# Stated task:
Where a line contains the word "text", copy that line.

***

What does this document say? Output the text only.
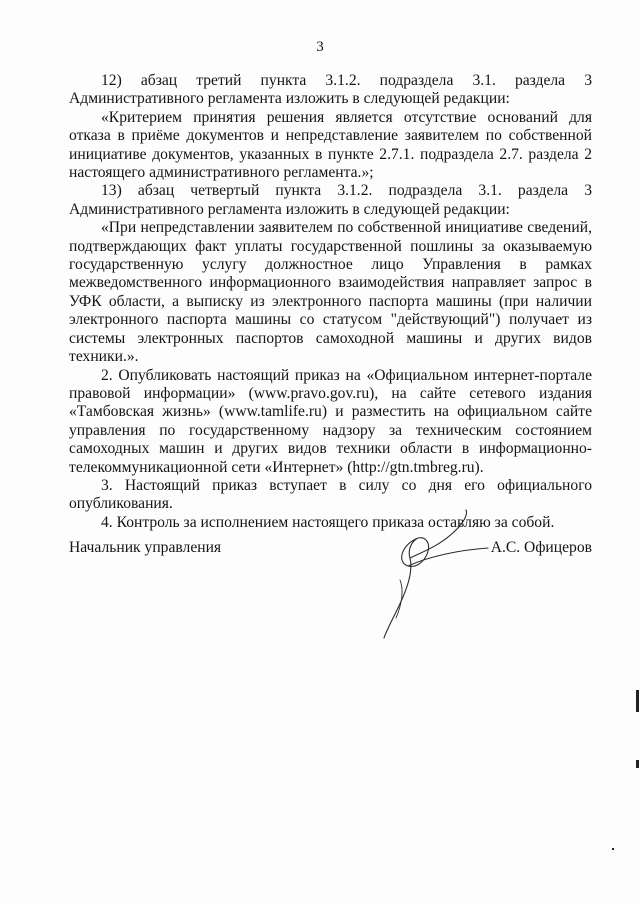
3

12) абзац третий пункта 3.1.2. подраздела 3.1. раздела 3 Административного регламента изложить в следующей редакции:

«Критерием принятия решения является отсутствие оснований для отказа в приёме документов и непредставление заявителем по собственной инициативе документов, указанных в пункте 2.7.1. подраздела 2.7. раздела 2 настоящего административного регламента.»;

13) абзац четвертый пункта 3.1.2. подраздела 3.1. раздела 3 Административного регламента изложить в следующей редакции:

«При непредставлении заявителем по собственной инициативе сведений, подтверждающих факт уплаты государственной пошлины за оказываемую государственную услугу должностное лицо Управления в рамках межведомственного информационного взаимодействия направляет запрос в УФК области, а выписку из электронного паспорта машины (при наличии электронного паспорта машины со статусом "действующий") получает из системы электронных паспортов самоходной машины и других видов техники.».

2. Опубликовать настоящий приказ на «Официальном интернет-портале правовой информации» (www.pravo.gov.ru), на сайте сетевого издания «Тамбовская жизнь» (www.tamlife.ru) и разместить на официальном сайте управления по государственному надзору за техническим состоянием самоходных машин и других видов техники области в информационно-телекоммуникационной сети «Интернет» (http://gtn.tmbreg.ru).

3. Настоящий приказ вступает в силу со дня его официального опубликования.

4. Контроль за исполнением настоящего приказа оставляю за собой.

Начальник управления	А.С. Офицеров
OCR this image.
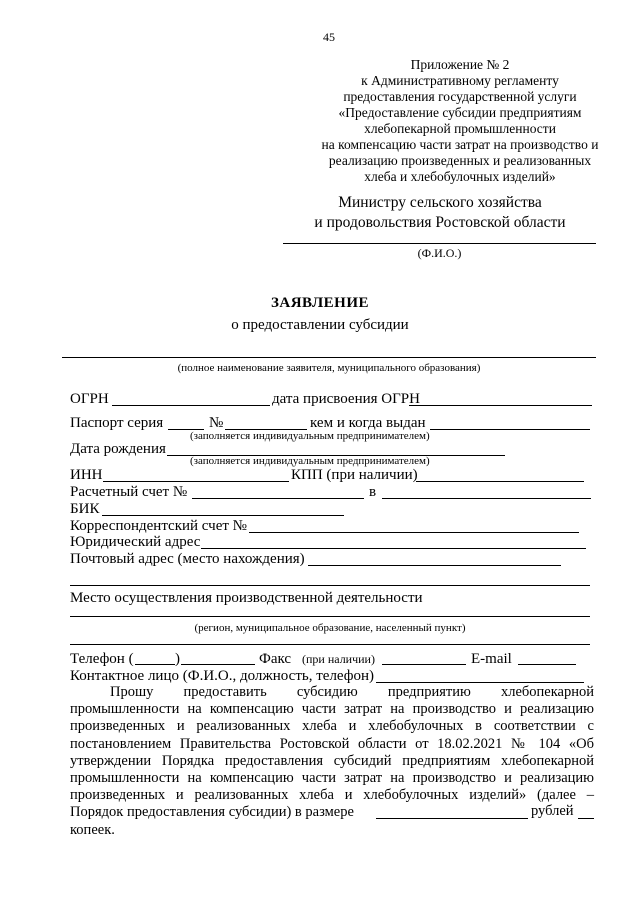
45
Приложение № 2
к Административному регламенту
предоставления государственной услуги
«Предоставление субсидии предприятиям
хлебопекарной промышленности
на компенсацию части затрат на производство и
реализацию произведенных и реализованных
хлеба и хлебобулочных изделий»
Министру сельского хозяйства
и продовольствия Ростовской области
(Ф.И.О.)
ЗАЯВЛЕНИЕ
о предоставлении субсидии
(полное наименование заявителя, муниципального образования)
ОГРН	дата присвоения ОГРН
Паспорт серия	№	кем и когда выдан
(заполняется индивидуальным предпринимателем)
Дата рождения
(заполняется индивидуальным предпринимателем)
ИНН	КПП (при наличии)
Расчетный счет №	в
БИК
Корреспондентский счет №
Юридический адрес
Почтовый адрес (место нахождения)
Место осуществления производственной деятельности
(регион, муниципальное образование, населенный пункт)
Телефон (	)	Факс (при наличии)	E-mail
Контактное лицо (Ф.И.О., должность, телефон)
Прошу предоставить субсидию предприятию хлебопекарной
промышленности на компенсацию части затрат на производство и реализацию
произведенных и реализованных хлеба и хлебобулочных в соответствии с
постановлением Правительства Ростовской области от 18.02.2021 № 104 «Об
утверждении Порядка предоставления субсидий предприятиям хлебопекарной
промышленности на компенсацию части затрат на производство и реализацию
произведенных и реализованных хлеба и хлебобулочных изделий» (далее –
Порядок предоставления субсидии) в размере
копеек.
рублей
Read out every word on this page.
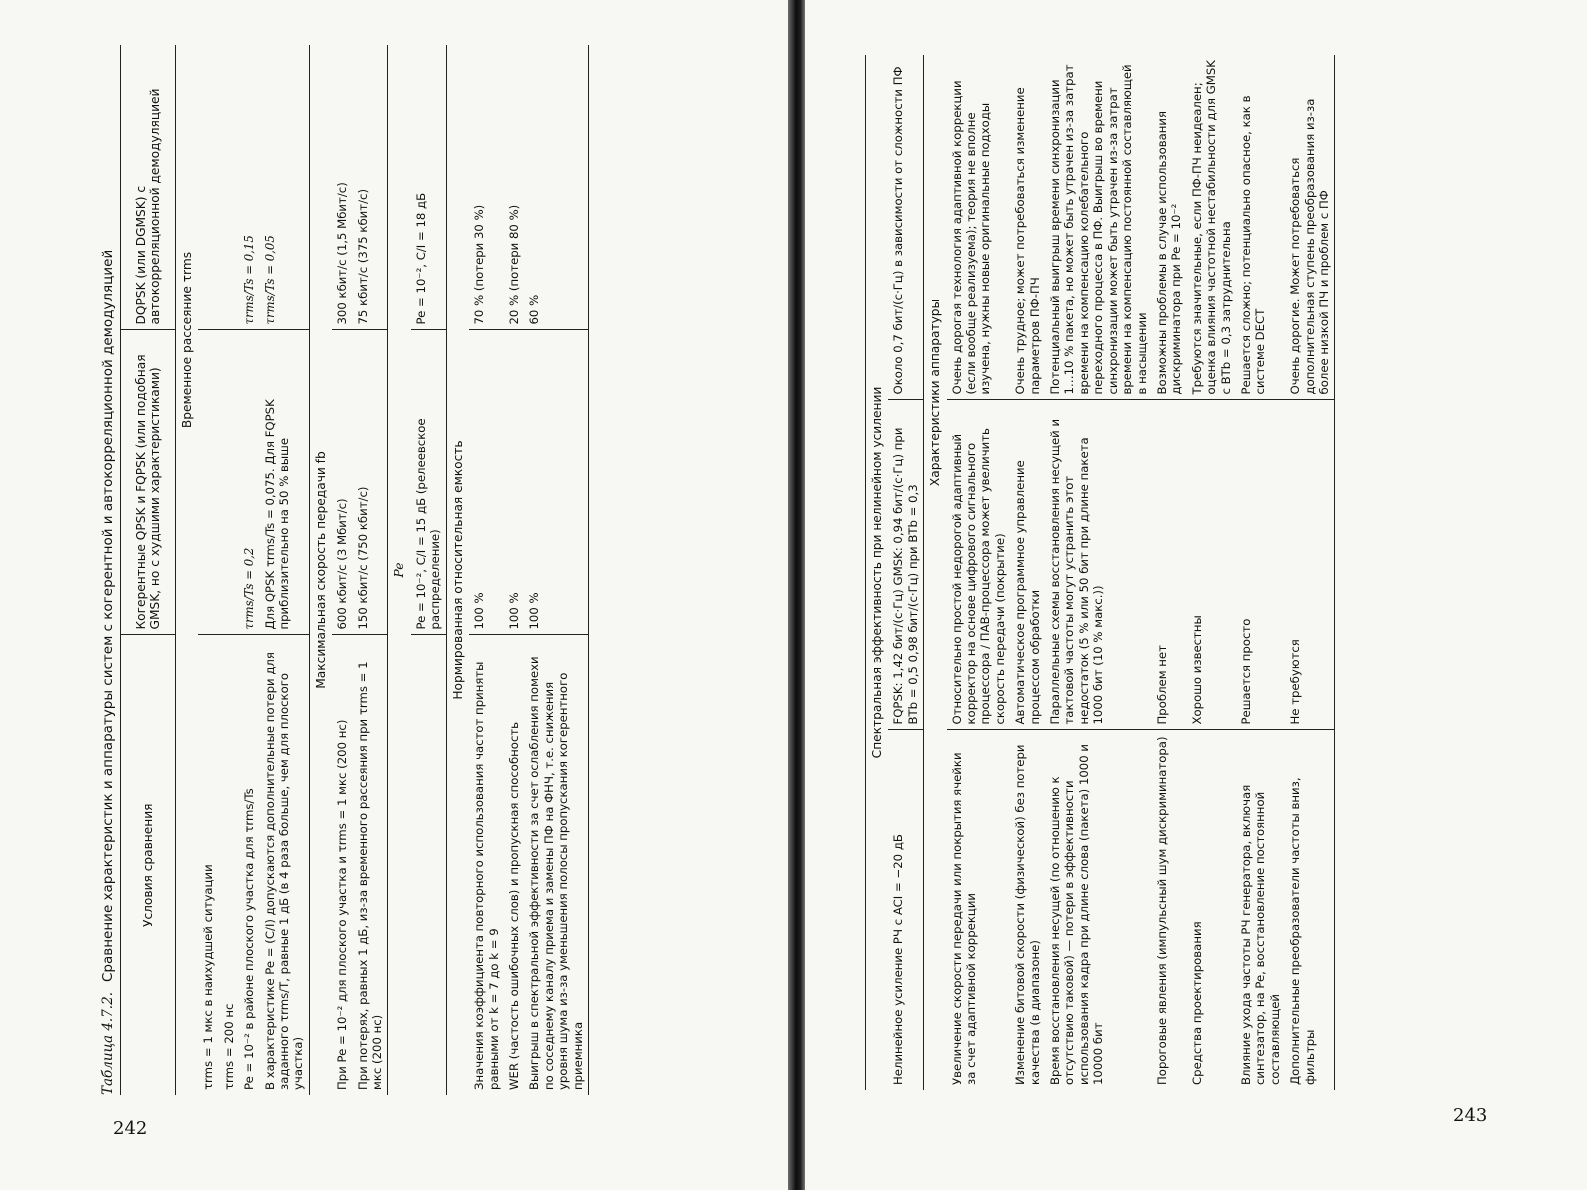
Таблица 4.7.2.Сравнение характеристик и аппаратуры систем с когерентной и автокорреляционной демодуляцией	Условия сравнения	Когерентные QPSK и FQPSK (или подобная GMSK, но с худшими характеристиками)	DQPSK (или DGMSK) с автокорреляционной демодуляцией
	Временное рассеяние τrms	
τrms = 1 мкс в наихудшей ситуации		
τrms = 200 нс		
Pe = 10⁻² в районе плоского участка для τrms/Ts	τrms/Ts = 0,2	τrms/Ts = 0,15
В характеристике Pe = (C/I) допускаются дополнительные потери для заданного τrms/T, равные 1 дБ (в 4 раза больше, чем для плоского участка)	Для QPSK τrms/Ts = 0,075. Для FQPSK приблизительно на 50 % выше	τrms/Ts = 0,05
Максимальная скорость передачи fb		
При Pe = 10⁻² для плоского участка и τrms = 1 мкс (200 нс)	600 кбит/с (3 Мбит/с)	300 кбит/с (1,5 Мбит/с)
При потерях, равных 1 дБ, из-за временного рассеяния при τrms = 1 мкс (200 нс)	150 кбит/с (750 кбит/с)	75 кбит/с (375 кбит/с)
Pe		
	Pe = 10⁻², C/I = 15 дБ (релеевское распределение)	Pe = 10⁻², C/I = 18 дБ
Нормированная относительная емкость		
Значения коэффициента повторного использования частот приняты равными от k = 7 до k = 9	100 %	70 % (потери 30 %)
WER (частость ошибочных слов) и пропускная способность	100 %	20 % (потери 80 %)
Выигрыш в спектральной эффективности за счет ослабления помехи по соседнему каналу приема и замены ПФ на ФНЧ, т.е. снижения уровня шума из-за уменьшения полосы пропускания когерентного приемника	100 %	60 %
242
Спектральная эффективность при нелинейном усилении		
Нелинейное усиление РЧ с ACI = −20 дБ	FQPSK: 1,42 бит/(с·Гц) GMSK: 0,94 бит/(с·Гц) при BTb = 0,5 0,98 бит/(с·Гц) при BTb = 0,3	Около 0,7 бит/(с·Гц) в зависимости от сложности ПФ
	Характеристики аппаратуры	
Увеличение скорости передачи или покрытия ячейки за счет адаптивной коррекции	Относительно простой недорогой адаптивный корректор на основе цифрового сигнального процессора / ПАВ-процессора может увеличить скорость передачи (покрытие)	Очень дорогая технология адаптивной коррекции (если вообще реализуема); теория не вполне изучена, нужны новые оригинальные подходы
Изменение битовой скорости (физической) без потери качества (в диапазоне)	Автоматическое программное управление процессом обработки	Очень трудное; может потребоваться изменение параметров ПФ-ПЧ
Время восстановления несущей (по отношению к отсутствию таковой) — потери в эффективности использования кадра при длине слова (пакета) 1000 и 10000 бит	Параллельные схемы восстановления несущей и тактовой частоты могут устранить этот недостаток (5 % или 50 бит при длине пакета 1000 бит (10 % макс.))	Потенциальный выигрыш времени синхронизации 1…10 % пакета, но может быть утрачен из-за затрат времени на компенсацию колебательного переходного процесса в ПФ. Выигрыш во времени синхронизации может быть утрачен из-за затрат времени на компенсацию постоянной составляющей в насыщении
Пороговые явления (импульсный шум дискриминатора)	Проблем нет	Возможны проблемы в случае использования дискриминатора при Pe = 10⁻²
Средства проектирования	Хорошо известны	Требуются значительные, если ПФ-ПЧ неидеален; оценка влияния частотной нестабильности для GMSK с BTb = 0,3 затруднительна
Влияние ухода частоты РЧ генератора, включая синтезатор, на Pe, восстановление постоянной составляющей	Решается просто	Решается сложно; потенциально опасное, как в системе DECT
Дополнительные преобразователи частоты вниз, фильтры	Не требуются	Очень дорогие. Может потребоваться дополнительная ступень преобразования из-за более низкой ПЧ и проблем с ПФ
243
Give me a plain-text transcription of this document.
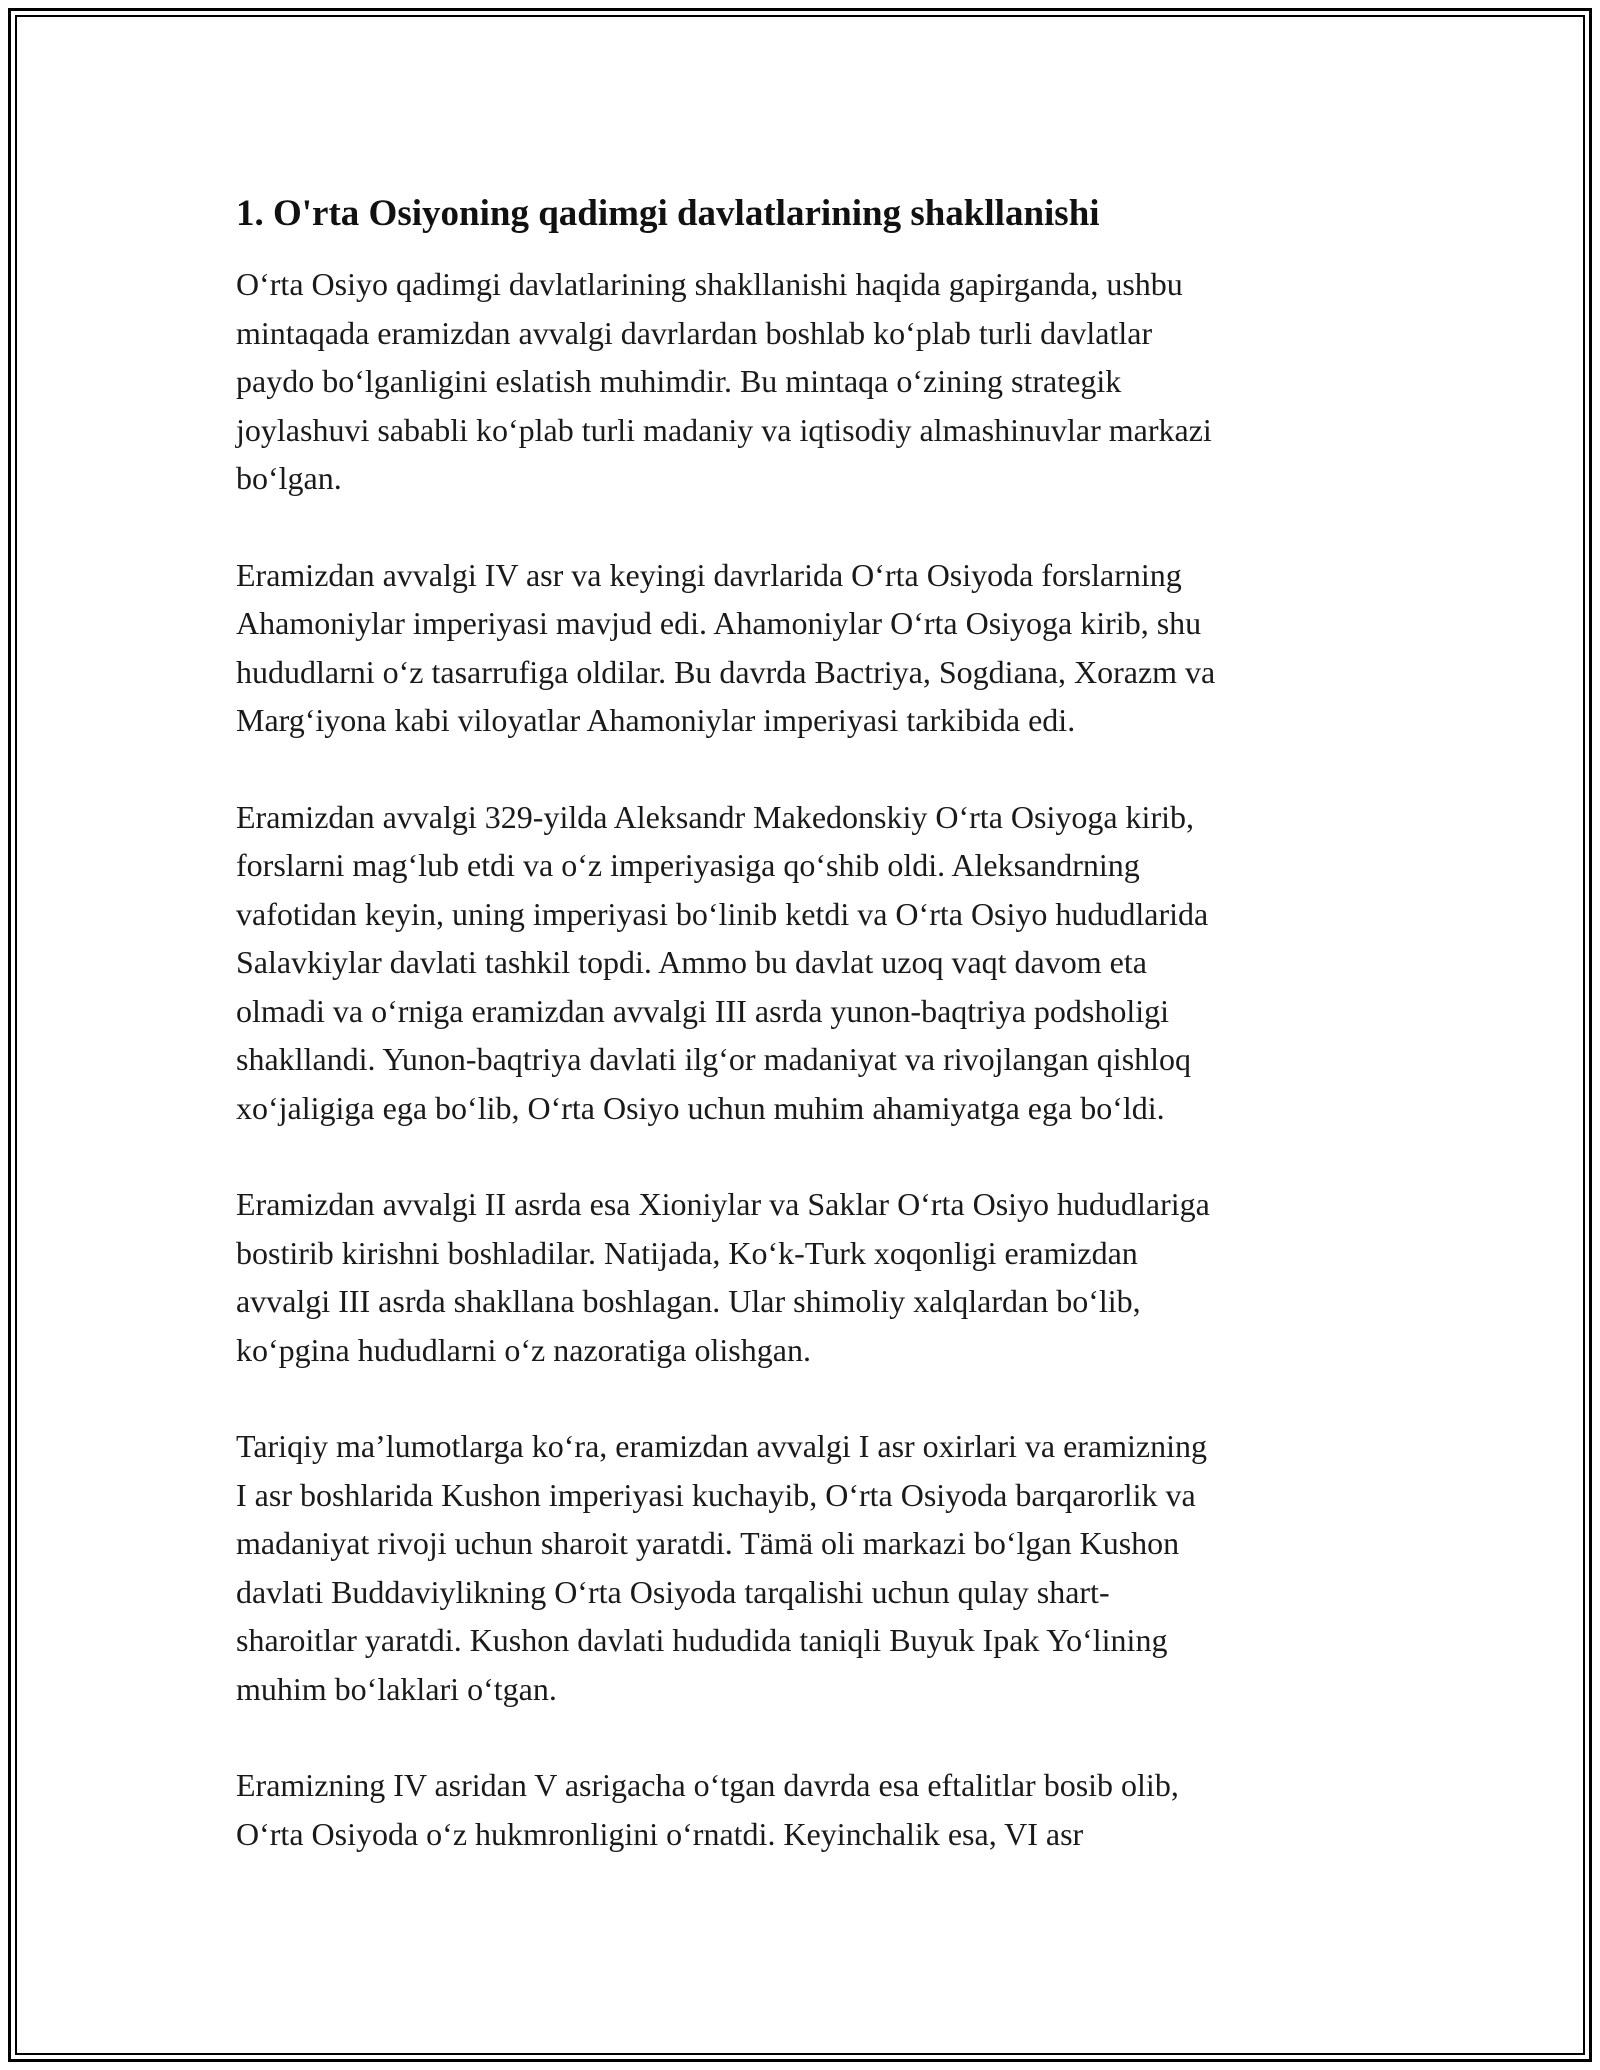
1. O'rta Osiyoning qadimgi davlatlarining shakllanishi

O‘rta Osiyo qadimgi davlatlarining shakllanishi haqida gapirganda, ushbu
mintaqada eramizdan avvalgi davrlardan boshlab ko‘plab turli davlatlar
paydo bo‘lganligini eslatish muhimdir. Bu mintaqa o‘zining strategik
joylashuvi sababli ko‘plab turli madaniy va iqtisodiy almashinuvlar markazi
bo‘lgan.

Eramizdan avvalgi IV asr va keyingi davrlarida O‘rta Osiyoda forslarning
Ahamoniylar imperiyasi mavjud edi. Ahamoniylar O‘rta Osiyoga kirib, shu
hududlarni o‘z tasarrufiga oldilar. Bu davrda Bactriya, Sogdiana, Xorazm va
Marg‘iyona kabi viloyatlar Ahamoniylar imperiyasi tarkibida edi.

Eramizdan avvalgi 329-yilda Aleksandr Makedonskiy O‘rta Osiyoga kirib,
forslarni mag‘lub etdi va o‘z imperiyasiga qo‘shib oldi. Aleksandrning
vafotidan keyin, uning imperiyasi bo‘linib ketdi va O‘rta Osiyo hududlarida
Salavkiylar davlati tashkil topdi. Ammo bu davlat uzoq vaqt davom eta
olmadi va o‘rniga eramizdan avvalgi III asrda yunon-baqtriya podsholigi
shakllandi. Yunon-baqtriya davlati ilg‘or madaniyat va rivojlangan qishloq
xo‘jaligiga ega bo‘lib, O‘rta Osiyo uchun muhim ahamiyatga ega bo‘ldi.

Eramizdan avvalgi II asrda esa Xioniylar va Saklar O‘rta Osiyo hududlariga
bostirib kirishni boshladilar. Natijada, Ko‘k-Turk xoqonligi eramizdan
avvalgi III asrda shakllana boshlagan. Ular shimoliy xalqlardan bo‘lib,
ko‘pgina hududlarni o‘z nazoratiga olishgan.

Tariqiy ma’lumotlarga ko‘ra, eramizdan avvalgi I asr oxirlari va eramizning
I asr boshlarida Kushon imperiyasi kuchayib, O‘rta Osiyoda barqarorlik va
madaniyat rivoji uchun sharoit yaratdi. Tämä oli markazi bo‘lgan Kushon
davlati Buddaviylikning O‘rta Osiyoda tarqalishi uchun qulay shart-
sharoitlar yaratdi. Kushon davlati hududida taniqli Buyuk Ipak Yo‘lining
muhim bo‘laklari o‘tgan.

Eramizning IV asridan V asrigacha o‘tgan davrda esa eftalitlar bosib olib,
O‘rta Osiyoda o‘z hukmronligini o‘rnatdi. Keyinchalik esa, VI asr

***

# Task response:
What does this document say? Output the text only.
Give me a plain-text transcription of this document.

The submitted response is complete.